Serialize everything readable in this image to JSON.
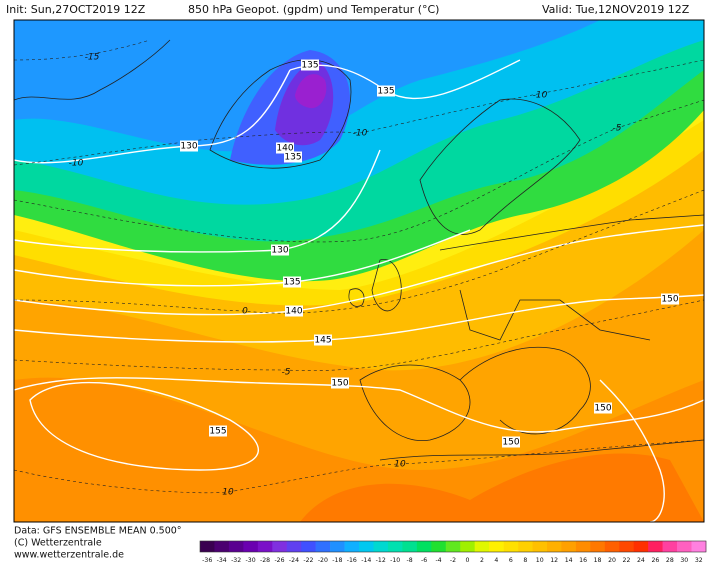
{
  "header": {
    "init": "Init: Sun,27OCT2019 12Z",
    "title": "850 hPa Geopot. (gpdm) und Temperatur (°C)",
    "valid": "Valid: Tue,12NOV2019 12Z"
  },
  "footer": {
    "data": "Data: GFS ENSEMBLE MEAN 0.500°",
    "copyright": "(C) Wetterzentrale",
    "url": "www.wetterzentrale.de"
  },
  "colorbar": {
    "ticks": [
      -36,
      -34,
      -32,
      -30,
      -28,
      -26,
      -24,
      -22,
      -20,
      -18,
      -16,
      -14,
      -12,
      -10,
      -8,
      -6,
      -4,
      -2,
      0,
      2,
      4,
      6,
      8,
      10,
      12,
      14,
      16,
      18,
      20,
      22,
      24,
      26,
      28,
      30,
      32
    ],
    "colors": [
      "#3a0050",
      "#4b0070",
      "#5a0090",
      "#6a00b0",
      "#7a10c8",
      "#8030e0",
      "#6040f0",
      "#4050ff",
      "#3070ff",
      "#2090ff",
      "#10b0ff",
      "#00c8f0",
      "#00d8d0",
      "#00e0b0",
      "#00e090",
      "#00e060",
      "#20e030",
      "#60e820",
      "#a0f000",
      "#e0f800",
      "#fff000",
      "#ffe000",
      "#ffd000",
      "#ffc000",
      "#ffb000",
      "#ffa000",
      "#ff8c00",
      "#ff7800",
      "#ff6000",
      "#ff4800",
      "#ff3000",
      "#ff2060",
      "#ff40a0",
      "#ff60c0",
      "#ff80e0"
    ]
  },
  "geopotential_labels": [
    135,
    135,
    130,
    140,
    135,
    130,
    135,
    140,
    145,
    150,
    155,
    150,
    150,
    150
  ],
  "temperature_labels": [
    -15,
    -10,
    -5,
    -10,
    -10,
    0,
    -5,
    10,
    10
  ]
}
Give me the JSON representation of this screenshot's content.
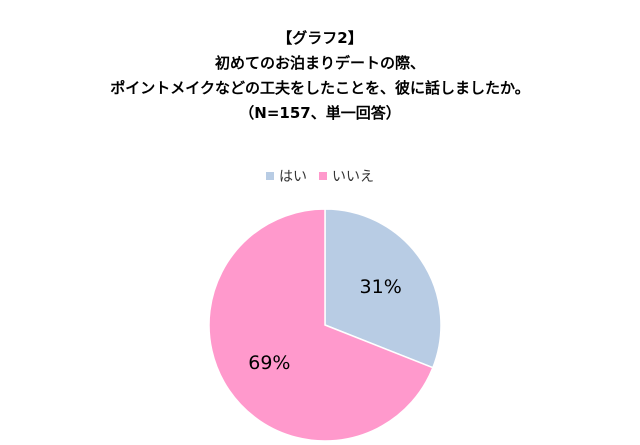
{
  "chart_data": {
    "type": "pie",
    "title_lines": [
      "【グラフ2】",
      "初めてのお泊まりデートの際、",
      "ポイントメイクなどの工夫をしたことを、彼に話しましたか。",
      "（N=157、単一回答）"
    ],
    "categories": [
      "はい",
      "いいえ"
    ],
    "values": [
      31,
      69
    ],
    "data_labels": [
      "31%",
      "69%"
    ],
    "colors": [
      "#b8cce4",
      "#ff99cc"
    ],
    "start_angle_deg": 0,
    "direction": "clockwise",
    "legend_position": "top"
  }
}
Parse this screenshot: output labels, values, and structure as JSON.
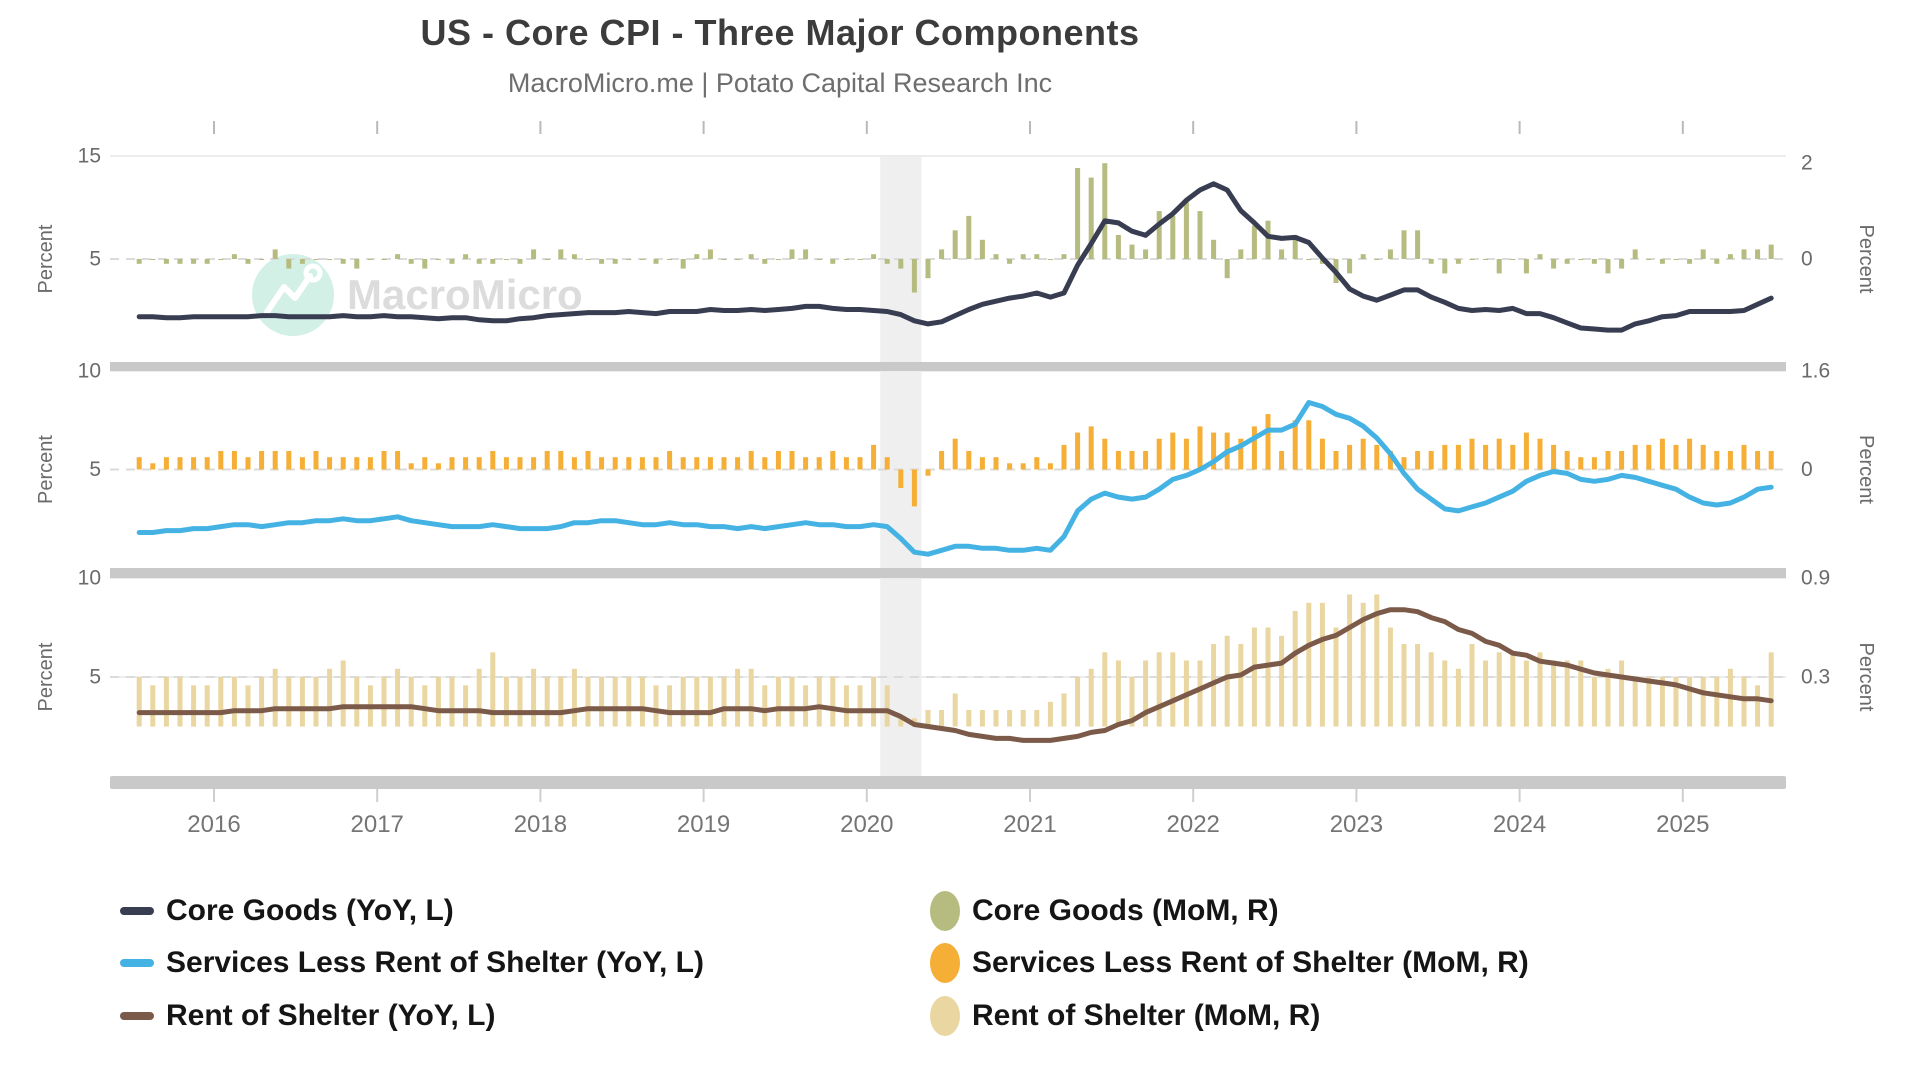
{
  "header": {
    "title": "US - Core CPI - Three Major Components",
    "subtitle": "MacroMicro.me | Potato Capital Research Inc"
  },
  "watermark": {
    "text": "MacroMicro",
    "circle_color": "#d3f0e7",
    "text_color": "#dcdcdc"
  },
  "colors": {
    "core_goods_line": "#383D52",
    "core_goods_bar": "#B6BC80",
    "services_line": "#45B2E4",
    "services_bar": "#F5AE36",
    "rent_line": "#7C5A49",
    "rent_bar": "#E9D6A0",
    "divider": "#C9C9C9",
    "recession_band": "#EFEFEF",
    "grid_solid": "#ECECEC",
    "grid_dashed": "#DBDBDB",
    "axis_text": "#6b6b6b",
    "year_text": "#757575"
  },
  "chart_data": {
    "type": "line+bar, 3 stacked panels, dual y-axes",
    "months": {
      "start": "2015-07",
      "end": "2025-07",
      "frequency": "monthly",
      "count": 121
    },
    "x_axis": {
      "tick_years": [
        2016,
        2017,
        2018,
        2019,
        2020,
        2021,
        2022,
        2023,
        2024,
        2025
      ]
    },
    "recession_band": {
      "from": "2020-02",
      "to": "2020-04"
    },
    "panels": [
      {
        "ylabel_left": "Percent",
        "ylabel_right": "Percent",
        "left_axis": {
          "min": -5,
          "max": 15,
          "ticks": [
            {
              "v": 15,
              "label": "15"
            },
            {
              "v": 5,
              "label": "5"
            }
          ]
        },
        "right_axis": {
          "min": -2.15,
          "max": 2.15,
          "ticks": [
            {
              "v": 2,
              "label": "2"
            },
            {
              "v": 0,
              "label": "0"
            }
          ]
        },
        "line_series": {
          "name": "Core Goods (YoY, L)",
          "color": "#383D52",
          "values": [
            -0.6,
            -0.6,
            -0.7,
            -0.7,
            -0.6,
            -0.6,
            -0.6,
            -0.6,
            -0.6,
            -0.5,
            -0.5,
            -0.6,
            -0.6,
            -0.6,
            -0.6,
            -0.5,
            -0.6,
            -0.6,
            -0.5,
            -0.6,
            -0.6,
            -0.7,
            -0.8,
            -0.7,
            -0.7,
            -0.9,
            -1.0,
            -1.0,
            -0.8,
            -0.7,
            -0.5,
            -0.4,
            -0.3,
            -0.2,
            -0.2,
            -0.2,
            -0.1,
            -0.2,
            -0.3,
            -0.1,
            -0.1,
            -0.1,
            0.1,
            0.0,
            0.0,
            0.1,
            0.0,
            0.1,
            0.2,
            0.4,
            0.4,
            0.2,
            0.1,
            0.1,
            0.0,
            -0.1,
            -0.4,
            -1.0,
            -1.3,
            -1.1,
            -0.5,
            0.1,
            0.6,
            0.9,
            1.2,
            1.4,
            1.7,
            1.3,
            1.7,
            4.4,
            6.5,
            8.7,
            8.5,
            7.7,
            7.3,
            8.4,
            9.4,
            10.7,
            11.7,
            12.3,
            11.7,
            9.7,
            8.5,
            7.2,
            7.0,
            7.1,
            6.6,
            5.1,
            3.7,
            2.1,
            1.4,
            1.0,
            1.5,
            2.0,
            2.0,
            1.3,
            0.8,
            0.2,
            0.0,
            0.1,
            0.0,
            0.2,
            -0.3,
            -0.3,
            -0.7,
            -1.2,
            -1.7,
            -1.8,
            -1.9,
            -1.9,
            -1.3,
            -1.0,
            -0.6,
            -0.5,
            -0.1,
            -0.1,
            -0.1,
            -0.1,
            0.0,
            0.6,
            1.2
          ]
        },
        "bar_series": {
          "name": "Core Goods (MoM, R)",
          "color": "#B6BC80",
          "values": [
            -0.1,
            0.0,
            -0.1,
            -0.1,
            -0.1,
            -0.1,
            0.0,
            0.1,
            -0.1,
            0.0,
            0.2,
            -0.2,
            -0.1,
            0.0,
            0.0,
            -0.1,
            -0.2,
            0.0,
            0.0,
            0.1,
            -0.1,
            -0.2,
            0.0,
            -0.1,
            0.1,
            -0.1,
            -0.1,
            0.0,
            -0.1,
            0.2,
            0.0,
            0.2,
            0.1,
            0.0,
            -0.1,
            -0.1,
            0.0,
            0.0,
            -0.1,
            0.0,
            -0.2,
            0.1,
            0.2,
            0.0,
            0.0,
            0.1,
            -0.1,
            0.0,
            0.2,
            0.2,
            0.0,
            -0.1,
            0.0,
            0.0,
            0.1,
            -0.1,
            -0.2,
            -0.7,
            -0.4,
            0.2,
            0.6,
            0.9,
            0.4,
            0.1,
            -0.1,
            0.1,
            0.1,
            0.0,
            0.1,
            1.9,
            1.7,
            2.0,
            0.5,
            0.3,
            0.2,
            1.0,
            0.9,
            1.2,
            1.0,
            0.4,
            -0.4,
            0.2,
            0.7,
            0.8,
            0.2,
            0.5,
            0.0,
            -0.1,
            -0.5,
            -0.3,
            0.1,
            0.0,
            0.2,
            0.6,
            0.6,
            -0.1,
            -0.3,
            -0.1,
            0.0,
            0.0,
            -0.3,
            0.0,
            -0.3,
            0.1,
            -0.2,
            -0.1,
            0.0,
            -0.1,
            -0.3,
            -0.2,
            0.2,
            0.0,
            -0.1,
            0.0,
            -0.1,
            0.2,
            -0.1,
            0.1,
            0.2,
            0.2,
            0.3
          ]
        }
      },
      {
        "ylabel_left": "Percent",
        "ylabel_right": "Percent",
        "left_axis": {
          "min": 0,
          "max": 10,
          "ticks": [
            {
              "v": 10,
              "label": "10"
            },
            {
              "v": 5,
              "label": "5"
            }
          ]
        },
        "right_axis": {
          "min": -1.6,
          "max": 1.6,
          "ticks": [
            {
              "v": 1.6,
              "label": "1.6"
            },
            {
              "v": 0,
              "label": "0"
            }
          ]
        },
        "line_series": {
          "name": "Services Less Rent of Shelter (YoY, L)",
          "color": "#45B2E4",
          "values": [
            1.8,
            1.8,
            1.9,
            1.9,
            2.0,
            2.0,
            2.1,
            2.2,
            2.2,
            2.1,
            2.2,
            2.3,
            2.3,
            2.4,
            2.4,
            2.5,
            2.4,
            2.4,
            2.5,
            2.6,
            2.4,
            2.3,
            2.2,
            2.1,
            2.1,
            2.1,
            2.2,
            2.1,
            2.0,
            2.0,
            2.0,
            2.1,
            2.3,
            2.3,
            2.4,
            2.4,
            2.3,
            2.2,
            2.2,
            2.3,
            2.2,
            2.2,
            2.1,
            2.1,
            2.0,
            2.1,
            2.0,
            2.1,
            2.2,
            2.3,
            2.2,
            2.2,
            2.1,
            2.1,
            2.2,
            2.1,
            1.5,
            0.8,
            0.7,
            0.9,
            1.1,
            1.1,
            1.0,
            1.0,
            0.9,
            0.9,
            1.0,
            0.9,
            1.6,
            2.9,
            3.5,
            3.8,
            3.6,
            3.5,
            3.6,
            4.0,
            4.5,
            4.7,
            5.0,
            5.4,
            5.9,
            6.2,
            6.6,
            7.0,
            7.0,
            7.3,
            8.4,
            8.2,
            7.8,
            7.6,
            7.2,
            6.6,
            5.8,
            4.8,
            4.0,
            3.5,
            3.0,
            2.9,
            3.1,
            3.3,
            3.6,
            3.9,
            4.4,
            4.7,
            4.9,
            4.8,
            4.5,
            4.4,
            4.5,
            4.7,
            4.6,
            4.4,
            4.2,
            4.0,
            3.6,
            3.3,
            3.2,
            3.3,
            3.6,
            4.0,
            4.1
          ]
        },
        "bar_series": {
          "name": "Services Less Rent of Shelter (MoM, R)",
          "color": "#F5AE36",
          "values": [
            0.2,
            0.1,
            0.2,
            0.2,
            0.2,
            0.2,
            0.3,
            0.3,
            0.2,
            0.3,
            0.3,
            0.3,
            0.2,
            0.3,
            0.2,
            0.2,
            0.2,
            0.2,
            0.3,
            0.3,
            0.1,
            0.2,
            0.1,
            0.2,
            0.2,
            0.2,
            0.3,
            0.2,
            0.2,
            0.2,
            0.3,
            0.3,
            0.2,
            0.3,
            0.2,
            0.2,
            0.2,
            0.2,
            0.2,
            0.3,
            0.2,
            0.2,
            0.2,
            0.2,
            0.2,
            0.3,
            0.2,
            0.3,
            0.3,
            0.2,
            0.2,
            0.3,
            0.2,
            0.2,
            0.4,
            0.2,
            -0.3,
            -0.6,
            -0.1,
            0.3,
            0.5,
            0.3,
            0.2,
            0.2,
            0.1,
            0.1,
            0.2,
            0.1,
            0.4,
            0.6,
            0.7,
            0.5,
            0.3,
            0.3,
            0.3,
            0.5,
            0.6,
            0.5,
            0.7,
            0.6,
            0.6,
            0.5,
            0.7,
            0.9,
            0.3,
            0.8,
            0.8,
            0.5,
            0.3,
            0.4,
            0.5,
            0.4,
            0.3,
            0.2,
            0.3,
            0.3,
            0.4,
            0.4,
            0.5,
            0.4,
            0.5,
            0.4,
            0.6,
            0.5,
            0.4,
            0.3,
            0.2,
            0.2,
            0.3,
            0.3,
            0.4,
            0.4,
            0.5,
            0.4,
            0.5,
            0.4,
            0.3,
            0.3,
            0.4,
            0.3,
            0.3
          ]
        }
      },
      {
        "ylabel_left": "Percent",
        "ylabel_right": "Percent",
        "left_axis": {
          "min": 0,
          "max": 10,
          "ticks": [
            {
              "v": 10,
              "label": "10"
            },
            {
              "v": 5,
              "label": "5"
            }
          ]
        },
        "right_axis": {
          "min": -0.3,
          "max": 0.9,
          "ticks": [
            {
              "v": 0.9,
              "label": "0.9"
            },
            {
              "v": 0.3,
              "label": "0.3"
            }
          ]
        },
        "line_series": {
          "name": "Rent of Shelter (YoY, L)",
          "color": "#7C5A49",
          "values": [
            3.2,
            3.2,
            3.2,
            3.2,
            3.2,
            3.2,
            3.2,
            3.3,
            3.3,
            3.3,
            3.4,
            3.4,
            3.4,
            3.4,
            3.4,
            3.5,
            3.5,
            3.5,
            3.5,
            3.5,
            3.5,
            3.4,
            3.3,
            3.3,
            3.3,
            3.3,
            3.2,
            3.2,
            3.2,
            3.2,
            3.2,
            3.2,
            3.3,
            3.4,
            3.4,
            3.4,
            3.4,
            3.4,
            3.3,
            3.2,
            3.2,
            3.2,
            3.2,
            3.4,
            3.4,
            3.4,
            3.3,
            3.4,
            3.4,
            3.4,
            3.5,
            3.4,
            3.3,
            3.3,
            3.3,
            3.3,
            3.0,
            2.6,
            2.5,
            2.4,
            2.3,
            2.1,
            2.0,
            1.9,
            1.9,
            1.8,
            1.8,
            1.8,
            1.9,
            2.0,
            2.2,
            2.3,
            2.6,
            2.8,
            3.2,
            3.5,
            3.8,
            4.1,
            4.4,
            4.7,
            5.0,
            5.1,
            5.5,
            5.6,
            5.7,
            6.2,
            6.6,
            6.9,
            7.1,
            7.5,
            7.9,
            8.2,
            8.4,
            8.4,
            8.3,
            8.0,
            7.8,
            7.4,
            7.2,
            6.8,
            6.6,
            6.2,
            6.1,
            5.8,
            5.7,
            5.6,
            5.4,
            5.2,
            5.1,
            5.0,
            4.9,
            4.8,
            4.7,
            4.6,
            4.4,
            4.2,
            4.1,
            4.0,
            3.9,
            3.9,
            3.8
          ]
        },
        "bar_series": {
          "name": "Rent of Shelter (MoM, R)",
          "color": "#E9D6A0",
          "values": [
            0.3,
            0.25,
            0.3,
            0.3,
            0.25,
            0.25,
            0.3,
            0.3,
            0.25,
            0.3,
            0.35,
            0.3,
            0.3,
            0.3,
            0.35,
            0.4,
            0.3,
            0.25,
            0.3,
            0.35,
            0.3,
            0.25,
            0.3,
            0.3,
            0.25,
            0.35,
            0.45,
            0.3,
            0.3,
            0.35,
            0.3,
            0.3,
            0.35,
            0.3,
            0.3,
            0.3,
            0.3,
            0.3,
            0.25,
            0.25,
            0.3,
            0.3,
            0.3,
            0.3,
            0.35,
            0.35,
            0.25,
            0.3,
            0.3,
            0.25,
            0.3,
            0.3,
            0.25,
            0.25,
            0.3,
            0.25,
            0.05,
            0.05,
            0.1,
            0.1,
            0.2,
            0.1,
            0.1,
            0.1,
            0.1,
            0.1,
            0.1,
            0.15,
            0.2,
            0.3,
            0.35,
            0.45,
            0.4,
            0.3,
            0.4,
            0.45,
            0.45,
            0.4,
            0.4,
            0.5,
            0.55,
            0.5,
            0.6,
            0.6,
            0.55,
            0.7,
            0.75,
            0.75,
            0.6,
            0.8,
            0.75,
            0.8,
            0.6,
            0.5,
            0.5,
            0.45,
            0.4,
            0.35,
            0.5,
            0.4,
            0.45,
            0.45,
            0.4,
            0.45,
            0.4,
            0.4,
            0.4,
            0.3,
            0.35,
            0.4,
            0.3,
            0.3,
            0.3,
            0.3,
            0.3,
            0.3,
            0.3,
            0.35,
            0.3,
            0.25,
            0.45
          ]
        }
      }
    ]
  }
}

==*==

SET EXERCISE: Which lines hold the word "Less"? Copy all of them.

WRITTEN REPLY:
          "name": "Services Less Rent of Shelter (YoY, L)",
          "name": "Services Less Rent of Shelter (MoM, R)",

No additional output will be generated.